▸ **Short problem**:
Begin with the line containing "Transcribe the text in this document." and copy each line exactly through the last line of the entries, inclusive.

▸ **Listed records**:
-- START --

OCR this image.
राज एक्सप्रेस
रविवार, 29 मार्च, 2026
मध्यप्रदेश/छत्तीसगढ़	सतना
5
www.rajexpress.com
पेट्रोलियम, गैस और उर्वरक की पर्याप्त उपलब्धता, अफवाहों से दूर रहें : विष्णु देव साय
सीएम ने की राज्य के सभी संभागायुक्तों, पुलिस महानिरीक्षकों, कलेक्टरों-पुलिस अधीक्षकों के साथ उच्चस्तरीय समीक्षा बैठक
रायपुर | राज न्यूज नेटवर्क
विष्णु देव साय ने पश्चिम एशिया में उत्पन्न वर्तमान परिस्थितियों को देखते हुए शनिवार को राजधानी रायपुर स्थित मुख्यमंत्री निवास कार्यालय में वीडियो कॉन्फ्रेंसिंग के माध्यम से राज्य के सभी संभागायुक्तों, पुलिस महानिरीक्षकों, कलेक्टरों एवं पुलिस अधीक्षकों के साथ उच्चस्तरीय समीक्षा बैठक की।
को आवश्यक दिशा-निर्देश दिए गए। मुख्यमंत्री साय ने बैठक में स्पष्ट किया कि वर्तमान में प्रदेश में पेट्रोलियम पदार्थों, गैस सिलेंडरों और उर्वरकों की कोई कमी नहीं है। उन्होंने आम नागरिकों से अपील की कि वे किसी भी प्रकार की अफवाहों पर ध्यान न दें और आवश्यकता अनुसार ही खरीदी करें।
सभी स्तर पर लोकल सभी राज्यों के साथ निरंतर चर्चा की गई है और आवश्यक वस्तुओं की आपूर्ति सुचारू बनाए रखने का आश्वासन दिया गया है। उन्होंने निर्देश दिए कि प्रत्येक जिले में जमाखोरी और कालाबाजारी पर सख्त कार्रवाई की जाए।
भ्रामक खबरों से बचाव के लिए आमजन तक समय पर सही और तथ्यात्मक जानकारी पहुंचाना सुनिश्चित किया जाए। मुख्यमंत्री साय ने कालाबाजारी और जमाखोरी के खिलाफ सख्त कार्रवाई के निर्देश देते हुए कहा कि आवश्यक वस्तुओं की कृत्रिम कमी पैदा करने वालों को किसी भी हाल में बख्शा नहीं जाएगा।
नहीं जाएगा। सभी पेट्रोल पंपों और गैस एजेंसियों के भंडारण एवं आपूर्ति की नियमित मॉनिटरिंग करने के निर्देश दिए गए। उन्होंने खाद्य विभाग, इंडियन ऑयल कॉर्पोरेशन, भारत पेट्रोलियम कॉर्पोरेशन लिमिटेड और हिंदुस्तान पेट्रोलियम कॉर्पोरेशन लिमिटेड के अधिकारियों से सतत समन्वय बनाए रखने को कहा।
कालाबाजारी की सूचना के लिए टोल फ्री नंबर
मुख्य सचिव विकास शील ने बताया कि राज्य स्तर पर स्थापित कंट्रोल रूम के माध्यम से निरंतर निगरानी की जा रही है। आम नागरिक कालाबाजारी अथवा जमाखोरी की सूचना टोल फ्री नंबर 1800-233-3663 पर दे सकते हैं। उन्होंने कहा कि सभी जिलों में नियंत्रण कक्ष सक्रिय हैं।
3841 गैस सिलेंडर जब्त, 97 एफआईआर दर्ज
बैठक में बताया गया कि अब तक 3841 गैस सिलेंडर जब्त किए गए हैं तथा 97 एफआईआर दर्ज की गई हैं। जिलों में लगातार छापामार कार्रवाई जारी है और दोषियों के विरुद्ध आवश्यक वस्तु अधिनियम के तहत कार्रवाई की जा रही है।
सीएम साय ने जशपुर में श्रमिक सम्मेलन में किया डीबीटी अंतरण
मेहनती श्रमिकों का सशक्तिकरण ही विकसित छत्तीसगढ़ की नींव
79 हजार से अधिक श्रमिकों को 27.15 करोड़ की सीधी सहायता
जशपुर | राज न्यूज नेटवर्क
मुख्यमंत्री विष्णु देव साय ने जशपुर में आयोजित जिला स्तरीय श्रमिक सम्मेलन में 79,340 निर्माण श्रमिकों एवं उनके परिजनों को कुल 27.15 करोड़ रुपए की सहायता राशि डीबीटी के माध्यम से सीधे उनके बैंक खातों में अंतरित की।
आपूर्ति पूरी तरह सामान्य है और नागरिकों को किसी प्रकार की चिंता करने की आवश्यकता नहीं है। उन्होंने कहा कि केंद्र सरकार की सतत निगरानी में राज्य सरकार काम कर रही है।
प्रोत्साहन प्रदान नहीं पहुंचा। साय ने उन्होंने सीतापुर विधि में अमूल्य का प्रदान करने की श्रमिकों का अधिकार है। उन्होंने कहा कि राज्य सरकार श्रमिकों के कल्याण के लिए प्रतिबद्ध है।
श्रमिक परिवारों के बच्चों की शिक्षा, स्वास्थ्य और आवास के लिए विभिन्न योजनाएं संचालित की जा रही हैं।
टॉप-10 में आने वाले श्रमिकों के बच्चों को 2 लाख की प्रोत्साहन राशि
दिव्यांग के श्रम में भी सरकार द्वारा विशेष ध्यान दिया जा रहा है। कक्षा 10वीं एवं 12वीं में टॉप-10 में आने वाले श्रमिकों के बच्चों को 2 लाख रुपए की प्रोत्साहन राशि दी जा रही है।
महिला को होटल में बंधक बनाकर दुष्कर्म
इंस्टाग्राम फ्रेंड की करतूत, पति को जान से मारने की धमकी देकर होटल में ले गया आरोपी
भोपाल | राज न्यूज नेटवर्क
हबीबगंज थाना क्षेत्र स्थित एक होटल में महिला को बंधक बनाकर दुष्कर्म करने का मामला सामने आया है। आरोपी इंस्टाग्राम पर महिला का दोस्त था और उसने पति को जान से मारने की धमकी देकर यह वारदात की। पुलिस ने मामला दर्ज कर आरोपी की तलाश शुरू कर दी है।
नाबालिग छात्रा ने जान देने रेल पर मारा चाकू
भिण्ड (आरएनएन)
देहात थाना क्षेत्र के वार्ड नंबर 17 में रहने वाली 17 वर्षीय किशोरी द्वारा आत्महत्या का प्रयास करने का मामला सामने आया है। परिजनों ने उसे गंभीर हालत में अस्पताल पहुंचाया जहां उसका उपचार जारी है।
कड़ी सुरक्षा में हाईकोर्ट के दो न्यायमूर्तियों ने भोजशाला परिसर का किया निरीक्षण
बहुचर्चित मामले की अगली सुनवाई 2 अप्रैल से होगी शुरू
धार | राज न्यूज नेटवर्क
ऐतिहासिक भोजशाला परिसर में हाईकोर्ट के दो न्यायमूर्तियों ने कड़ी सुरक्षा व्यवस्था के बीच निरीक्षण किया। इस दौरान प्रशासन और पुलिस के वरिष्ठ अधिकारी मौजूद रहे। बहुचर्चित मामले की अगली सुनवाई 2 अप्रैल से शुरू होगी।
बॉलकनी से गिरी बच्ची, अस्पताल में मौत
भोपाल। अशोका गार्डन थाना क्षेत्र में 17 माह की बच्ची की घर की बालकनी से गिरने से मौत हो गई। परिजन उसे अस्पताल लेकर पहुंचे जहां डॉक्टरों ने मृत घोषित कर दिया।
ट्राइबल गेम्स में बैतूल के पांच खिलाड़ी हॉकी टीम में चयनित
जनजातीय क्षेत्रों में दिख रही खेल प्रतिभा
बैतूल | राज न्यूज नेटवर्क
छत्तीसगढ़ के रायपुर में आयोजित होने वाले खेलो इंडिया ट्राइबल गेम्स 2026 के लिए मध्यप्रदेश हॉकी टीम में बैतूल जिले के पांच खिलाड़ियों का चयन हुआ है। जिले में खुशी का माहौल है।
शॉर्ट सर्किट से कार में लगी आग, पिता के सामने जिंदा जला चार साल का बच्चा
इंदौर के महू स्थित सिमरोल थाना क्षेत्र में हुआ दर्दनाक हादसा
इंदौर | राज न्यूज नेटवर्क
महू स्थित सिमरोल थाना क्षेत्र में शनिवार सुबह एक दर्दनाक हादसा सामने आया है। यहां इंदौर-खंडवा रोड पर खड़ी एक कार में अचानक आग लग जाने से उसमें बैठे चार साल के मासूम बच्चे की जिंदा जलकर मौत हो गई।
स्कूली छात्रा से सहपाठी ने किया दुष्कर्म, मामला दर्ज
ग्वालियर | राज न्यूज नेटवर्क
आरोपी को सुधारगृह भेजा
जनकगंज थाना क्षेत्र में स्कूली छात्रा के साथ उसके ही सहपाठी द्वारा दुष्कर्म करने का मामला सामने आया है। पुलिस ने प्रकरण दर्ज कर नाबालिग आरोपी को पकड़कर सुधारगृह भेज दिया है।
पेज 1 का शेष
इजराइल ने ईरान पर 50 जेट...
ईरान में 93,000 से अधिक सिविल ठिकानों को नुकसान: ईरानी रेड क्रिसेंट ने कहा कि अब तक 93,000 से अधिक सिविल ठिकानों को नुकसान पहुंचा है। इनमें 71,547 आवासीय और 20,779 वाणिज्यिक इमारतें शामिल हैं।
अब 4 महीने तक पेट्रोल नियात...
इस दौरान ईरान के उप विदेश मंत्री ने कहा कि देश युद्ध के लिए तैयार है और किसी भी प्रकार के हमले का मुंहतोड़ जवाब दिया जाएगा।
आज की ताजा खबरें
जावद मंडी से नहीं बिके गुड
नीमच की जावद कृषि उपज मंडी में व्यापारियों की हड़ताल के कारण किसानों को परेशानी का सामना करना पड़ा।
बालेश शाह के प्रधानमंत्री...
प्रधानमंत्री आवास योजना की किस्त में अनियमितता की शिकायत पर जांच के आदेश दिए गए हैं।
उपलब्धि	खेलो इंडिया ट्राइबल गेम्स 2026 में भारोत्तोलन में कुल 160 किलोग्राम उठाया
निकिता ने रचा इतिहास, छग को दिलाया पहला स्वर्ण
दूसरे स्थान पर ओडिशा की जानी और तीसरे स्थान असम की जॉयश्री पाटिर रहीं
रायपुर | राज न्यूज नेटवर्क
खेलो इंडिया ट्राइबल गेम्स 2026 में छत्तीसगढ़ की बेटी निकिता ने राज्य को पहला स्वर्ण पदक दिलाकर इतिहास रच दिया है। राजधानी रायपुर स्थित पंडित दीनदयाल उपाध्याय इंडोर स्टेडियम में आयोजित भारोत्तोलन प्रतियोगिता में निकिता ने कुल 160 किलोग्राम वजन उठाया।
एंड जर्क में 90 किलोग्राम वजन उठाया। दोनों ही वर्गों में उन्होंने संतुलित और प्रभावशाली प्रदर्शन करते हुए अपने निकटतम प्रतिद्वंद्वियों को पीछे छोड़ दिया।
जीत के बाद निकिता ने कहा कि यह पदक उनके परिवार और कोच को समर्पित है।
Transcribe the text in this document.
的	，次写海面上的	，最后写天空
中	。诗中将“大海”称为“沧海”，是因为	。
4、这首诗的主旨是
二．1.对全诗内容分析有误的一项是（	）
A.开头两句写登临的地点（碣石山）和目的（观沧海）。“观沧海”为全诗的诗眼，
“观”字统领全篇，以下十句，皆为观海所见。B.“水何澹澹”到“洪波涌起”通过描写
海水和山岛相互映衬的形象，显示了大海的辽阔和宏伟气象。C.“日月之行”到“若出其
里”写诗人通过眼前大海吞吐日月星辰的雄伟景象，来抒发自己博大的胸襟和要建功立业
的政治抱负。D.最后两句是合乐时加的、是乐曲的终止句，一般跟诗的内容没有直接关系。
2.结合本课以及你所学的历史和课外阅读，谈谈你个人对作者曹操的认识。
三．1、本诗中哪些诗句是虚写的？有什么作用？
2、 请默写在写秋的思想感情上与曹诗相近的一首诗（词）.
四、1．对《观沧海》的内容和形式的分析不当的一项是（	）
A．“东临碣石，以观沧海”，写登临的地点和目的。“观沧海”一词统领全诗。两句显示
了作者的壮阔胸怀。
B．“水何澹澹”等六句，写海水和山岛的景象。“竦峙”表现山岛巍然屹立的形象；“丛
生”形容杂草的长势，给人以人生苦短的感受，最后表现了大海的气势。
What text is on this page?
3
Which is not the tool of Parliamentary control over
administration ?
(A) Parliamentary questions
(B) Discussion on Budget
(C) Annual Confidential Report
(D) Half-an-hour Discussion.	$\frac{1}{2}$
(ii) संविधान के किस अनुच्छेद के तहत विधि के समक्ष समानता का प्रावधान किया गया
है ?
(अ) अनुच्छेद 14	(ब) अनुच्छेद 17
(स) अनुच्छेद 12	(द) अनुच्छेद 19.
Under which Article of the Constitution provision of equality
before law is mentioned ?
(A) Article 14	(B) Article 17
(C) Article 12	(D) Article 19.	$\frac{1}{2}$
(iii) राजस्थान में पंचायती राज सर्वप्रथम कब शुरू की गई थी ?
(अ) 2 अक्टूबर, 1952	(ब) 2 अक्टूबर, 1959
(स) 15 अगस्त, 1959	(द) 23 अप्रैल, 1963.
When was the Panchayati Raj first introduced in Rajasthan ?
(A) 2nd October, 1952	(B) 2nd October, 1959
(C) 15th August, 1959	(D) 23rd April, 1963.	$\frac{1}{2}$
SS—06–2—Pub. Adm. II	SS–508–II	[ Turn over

-- END --

▸ **Solution**:
Transcribe the text in this document.
的	，次写海面上的	，最后写天空
中	。诗中将“大海”称为“沧海”，是因为	。
4、这首诗的主旨是
二．1.对全诗内容分析有误的一项是（	）
A.开头两句写登临的地点（碣石山）和目的（观沧海）。“观沧海”为全诗的诗眼，
“观”字统领全篇，以下十句，皆为观海所见。B.“水何澹澹”到“洪波涌起”通过描写
海水和山岛相互映衬的形象，显示了大海的辽阔和宏伟气象。C.“日月之行”到“若出其
里”写诗人通过眼前大海吞吐日月星辰的雄伟景象，来抒发自己博大的胸襟和要建功立业
的政治抱负。D.最后两句是合乐时加的、是乐曲的终止句，一般跟诗的内容没有直接关系。
2.结合本课以及你所学的历史和课外阅读，谈谈你个人对作者曹操的认识。
三．1、本诗中哪些诗句是虚写的？有什么作用？
2、 请默写在写秋的思想感情上与曹诗相近的一首诗（词）.
四、1．对《观沧海》的内容和形式的分析不当的一项是（	）
A．“东临碣石，以观沧海”，写登临的地点和目的。“观沧海”一词统领全诗。两句显示
了作者的壮阔胸怀。
B．“水何澹澹”等六句，写海水和山岛的景象。“竦峙”表现山岛巍然屹立的形象；“丛
生”形容杂草的长势，给人以人生苦短的感受，最后表现了大海的气势。
What text is on this page?
3
Which is not the tool of Parliamentary control over
administration ?
(A) Parliamentary questions
(B) Discussion on Budget
(C) Annual Confidential Report
(D) Half-an-hour Discussion.	$\frac{1}{2}$
(ii) संविधान के किस अनुच्छेद के तहत विधि के समक्ष समानता का प्रावधान किया गया
है ?
(अ) अनुच्छेद 14	(ब) अनुच्छेद 17
(स) अनुच्छेद 12	(द) अनुच्छेद 19.
Under which Article of the Constitution provision of equality
before law is mentioned ?
(A) Article 14	(B) Article 17
(C) Article 12	(D) Article 19.	$\frac{1}{2}$
(iii) राजस्थान में पंचायती राज सर्वप्रथम कब शुरू की गई थी ?
(अ) 2 अक्टूबर, 1952	(ब) 2 अक्टूबर, 1959
(स) 15 अगस्त, 1959	(द) 23 अप्रैल, 1963.
When was the Panchayati Raj first introduced in Rajasthan ?
(A) 2nd October, 1952	(B) 2nd October, 1959
(C) 15th August, 1959	(D) 23rd April, 1963.	$\frac{1}{2}$
SS—06–2—Pub. Adm. II	SS–508–II	[ Turn over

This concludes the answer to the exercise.